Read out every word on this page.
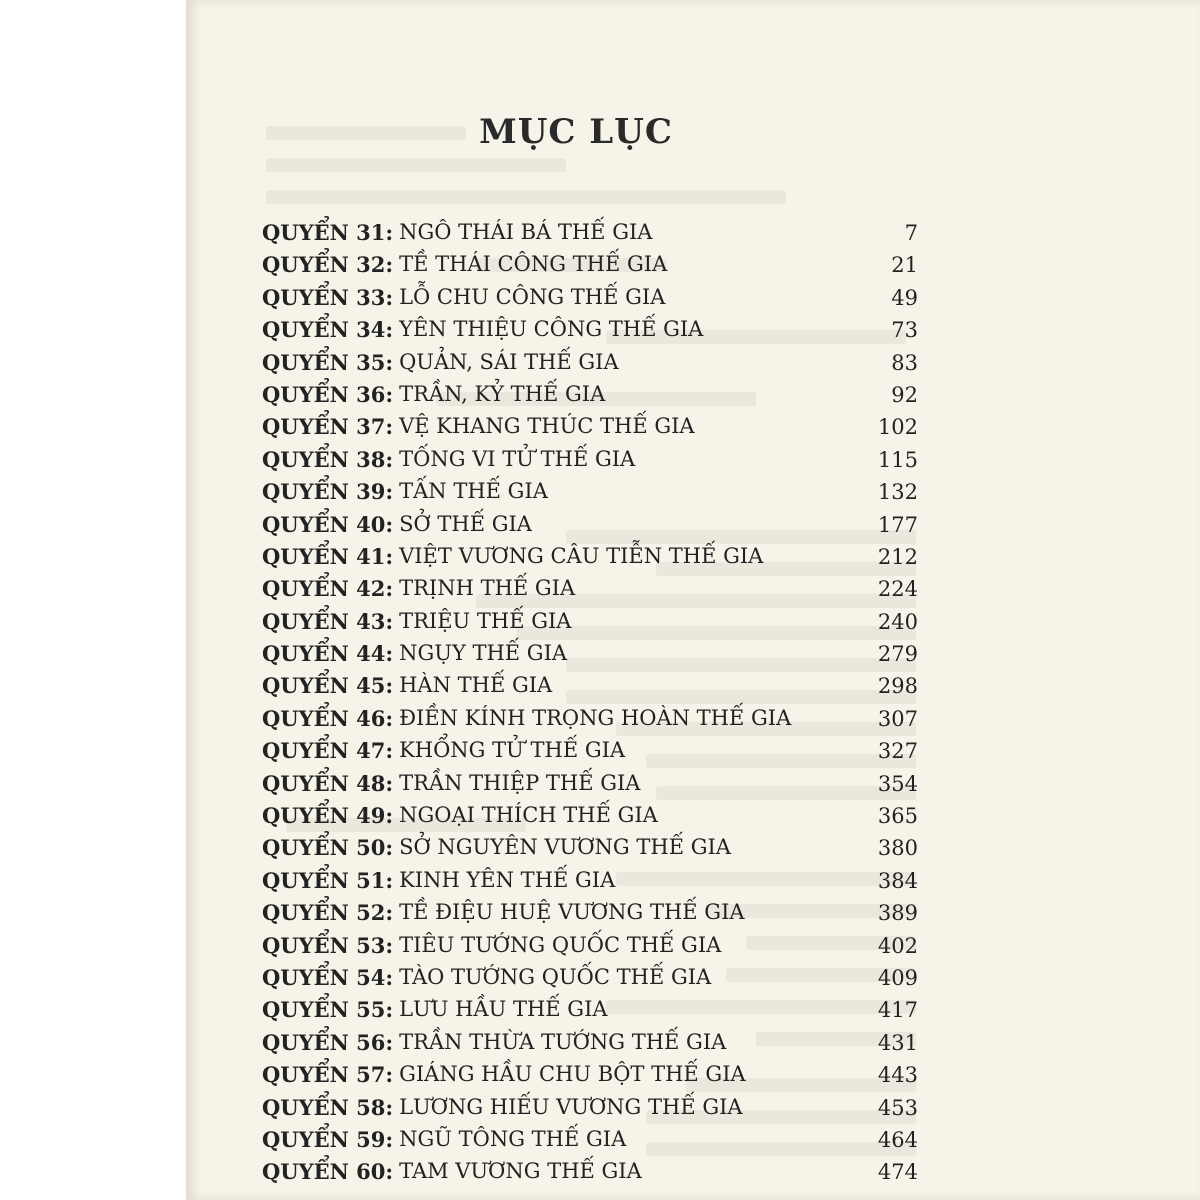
MỤC LỤC
QUYỂN 31: NGÔ THÁI BÁ THẾ GIA	7
QUYỂN 32: TỀ THÁI CÔNG THẾ GIA	21
QUYỂN 33: LỖ CHU CÔNG THẾ GIA	49
QUYỂN 34: YÊN THIỆU CÔNG THẾ GIA	73
QUYỂN 35: QUẢN, SÁI THẾ GIA	83
QUYỂN 36: TRẦN, KỶ THẾ GIA	92
QUYỂN 37: VỆ KHANG THÚC THẾ GIA	102
QUYỂN 38: TỐNG VI TỬ THẾ GIA	115
QUYỂN 39: TẤN THẾ GIA	132
QUYỂN 40: SỞ THẾ GIA	177
QUYỂN 41: VIỆT VƯƠNG CÂU TIỄN THẾ GIA	212
QUYỂN 42: TRỊNH THẾ GIA	224
QUYỂN 43: TRIỆU THẾ GIA	240
QUYỂN 44: NGỤY THẾ GIA	279
QUYỂN 45: HÀN THẾ GIA	298
QUYỂN 46: ĐIỀN KÍNH TRỌNG HOÀN THẾ GIA	307
QUYỂN 47: KHỔNG TỬ THẾ GIA	327
QUYỂN 48: TRẦN THIỆP THẾ GIA	354
QUYỂN 49: NGOẠI THÍCH THẾ GIA	365
QUYỂN 50: SỞ NGUYÊN VƯƠNG THẾ GIA	380
QUYỂN 51: KINH YÊN THẾ GIA	384
QUYỂN 52: TỀ ĐIỆU HUỆ VƯƠNG THẾ GIA	389
QUYỂN 53: TIÊU TƯỚNG QUỐC THẾ GIA	402
QUYỂN 54: TÀO TƯỚNG QUỐC THẾ GIA	409
QUYỂN 55: LƯU HẦU THẾ GIA	417
QUYỂN 56: TRẦN THỪA TƯỚNG THẾ GIA	431
QUYỂN 57: GIÁNG HẦU CHU BỘT THẾ GIA	443
QUYỂN 58: LƯƠNG HIẾU VƯƠNG THẾ GIA	453
QUYỂN 59: NGŨ TÔNG THẾ GIA	464
QUYỂN 60: TAM VƯƠNG THẾ GIA	474
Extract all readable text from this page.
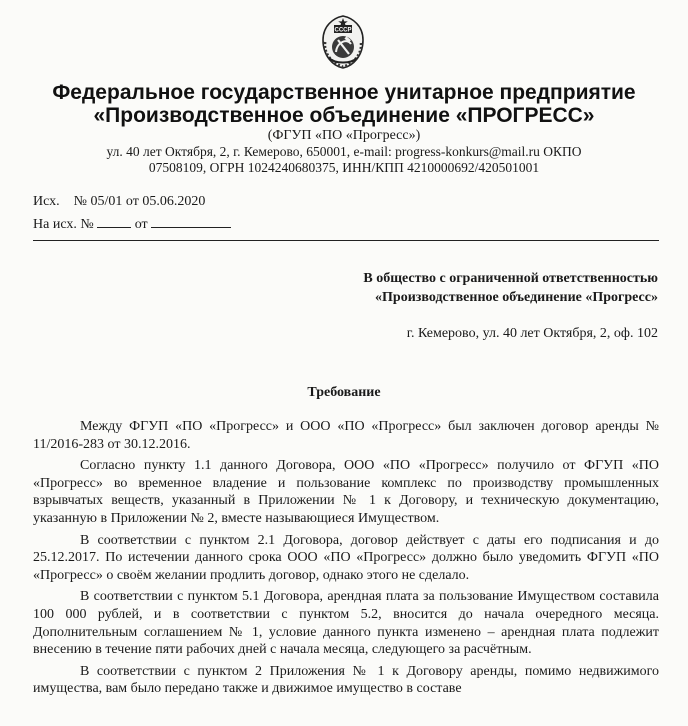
СССР
Федеральное государственное унитарное предприятие
«Производственное объединение «ПРОГРЕСС»
(ФГУП «ПО «Прогресс»)
ул. 40 лет Октября, 2, г. Кемерово, 650001, e-mail: progress-konkurs@mail.ru ОКПО
07508109, ОГРН 1024240680375, ИНН/КПП 4210000692/420501001
Исх. № 05/01 от 05.06.2020
На исх. №	от
В общество с ограниченной ответственностью
«Производственное объединение «Прогресс»
г. Кемерово, ул. 40 лет Октября, 2, оф. 102
Требование

Между ФГУП «ПО «Прогресс» и ООО «ПО «Прогресс» был заключен договор аренды № 11/2016-283 от 30.12.2016.

Согласно пункту 1.1 данного Договора, ООО «ПО «Прогресс» получило от ФГУП «ПО «Прогресс» во временное владение и пользование комплекс по производству промышленных взрывчатых веществ, указанный в Приложении № 1 к Договору, и техническую документацию, указанную в Приложении № 2, вместе называющиеся Имуществом.

В соответствии с пунктом 2.1 Договора, договор действует с даты его подписания и до 25.12.2017. По истечении данного срока ООО «ПО «Прогресс» должно было уведомить ФГУП «ПО «Прогресс» о своём желании продлить договор, однако этого не сделало.

В соответствии с пунктом 5.1 Договора, арендная плата за пользование Имуществом составила 100 000 рублей, и в соответствии с пунктом 5.2, вносится до начала очередного месяца. Дополнительным соглашением № 1, условие данного пункта изменено – арендная плата подлежит внесению в течение пяти рабочих дней с начала месяца, следующего за расчётным.

В соответствии с пунктом 2 Приложения № 1 к Договору аренды, помимо недвижимого имущества, вам было передано также и движимое имущество в составе
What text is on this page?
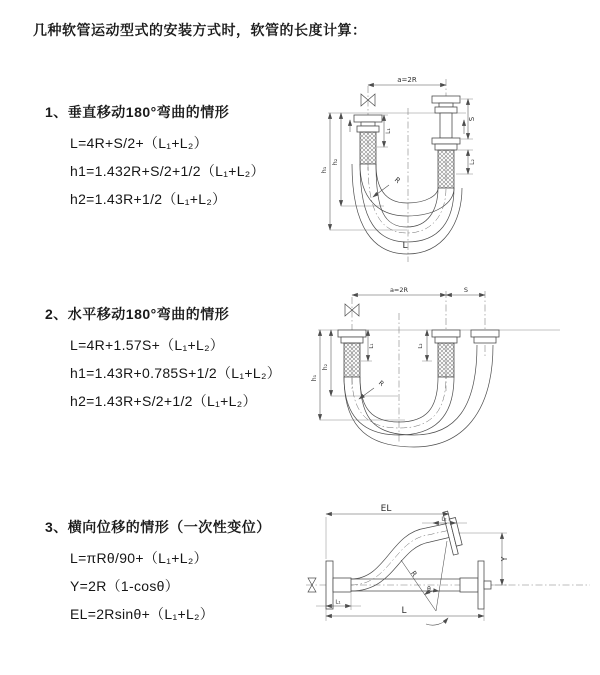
几种软管运动型式的安装方式时，软管的长度计算：
1、垂直移动180°弯曲的情形
L=4R+S/2+（L₁+L₂）
h1=1.432R+S/2+1/2（L₁+L₂）
h2=1.43R+1/2（L₁+L₂）
2、水平移动180°弯曲的情形
L=4R+1.57S+（L₁+L₂）
h1=1.43R+0.785S+1/2（L₁+L₂）
h2=1.43R+S/2+1/2（L₁+L₂）
3、横向位移的情形（一次性变位）
L=πRθ/90+（L₁+L₂）
Y=2R（1-cosθ）
EL=2Rsinθ+（L₁+L₂）
a=2R
L₁
S
L₂
h₁
h₂
R
L
a=2R	S
L₁	L₂
h₁
h₂
R
EL
L₂
Y
L
L₁
θ
R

^^^^^^^^

SHORT EXERCISE = Using the records above, output their complete text exactly, minus any images.

TASK RESPONSE =
Read out every word on this page.
MỤC LỤC
QUYỂN 31: NGÔ THÁI BÁ THẾ GIA	7
QUYỂN 32: TỀ THÁI CÔNG THẾ GIA	21
QUYỂN 33: LỖ CHU CÔNG THẾ GIA	49
QUYỂN 34: YÊN THIỆU CÔNG THẾ GIA	73
QUYỂN 35: QUẢN, SÁI THẾ GIA	83
QUYỂN 36: TRẦN, KỶ THẾ GIA	92
QUYỂN 37: VỆ KHANG THÚC THẾ GIA	102
QUYỂN 38: TỐNG VI TỬ THẾ GIA	115
QUYỂN 39: TẤN THẾ GIA	132
QUYỂN 40: SỞ THẾ GIA	177
QUYỂN 41: VIỆT VƯƠNG CÂU TIỄN THẾ GIA	212
QUYỂN 42: TRỊNH THẾ GIA	224
QUYỂN 43: TRIỆU THẾ GIA	240
QUYỂN 44: NGỤY THẾ GIA	279
QUYỂN 45: HÀN THẾ GIA	298
QUYỂN 46: ĐIỀN KÍNH TRỌNG HOÀN THẾ GIA	307
QUYỂN 47: KHỔNG TỬ THẾ GIA	327
QUYỂN 48: TRẦN THIỆP THẾ GIA	354
QUYỂN 49: NGOẠI THÍCH THẾ GIA	365
QUYỂN 50: SỞ NGUYÊN VƯƠNG THẾ GIA	380
QUYỂN 51: KINH YÊN THẾ GIA	384
QUYỂN 52: TỀ ĐIỆU HUỆ VƯƠNG THẾ GIA	389
QUYỂN 53: TIÊU TƯỚNG QUỐC THẾ GIA	402
QUYỂN 54: TÀO TƯỚNG QUỐC THẾ GIA	409
QUYỂN 55: LƯU HẦU THẾ GIA	417
QUYỂN 56: TRẦN THỪA TƯỚNG THẾ GIA	431
QUYỂN 57: GIÁNG HẦU CHU BỘT THẾ GIA	443
QUYỂN 58: LƯƠNG HIẾU VƯƠNG THẾ GIA	453
QUYỂN 59: NGŨ TÔNG THẾ GIA	464
QUYỂN 60: TAM VƯƠNG THẾ GIA	474
Extract all readable text from this page.
СССР
Федеральное государственное унитарное предприятие
«Производственное объединение «ПРОГРЕСС»
(ФГУП «ПО «Прогресс»)
ул. 40 лет Октября, 2, г. Кемерово, 650001, e-mail: progress-konkurs@mail.ru ОКПО
07508109, ОГРН 1024240680375, ИНН/КПП 4210000692/420501001
Исх. № 05/01 от 05.06.2020
На исх. №	от
В общество с ограниченной ответственностью
«Производственное объединение «Прогресс»
г. Кемерово, ул. 40 лет Октября, 2, оф. 102
Требование

Между ФГУП «ПО «Прогресс» и ООО «ПО «Прогресс» был заключен договор аренды № 11/2016-283 от 30.12.2016.

Согласно пункту 1.1 данного Договора, ООО «ПО «Прогресс» получило от ФГУП «ПО «Прогресс» во временное владение и пользование комплекс по производству промышленных взрывчатых веществ, указанный в Приложении № 1 к Договору, и техническую документацию, указанную в Приложении № 2, вместе называющиеся Имуществом.

В соответствии с пунктом 2.1 Договора, договор действует с даты его подписания и до 25.12.2017. По истечении данного срока ООО «ПО «Прогресс» должно было уведомить ФГУП «ПО «Прогресс» о своём желании продлить договор, однако этого не сделало.

В соответствии с пунктом 5.1 Договора, арендная плата за пользование Имуществом составила 100 000 рублей, и в соответствии с пунктом 5.2, вносится до начала очередного месяца. Дополнительным соглашением № 1, условие данного пункта изменено – арендная плата подлежит внесению в течение пяти рабочих дней с начала месяца, следующего за расчётным.

В соответствии с пунктом 2 Приложения № 1 к Договору аренды, помимо недвижимого имущества, вам было передано также и движимое имущество в составе
What text is on this page?
几种软管运动型式的安装方式时，软管的长度计算：
1、垂直移动180°弯曲的情形
L=4R+S/2+（L₁+L₂）
h1=1.432R+S/2+1/2（L₁+L₂）
h2=1.43R+1/2（L₁+L₂）
2、水平移动180°弯曲的情形
L=4R+1.57S+（L₁+L₂）
h1=1.43R+0.785S+1/2（L₁+L₂）
h2=1.43R+S/2+1/2（L₁+L₂）
3、横向位移的情形（一次性变位）
L=πRθ/90+（L₁+L₂）
Y=2R（1-cosθ）
EL=2Rsinθ+（L₁+L₂）
a=2R
L₁
S
L₂
h₁
h₂
R
L
a=2R	S
L₁	L₂
h₁
h₂
R
EL
L₂
Y
L
L₁
θ
R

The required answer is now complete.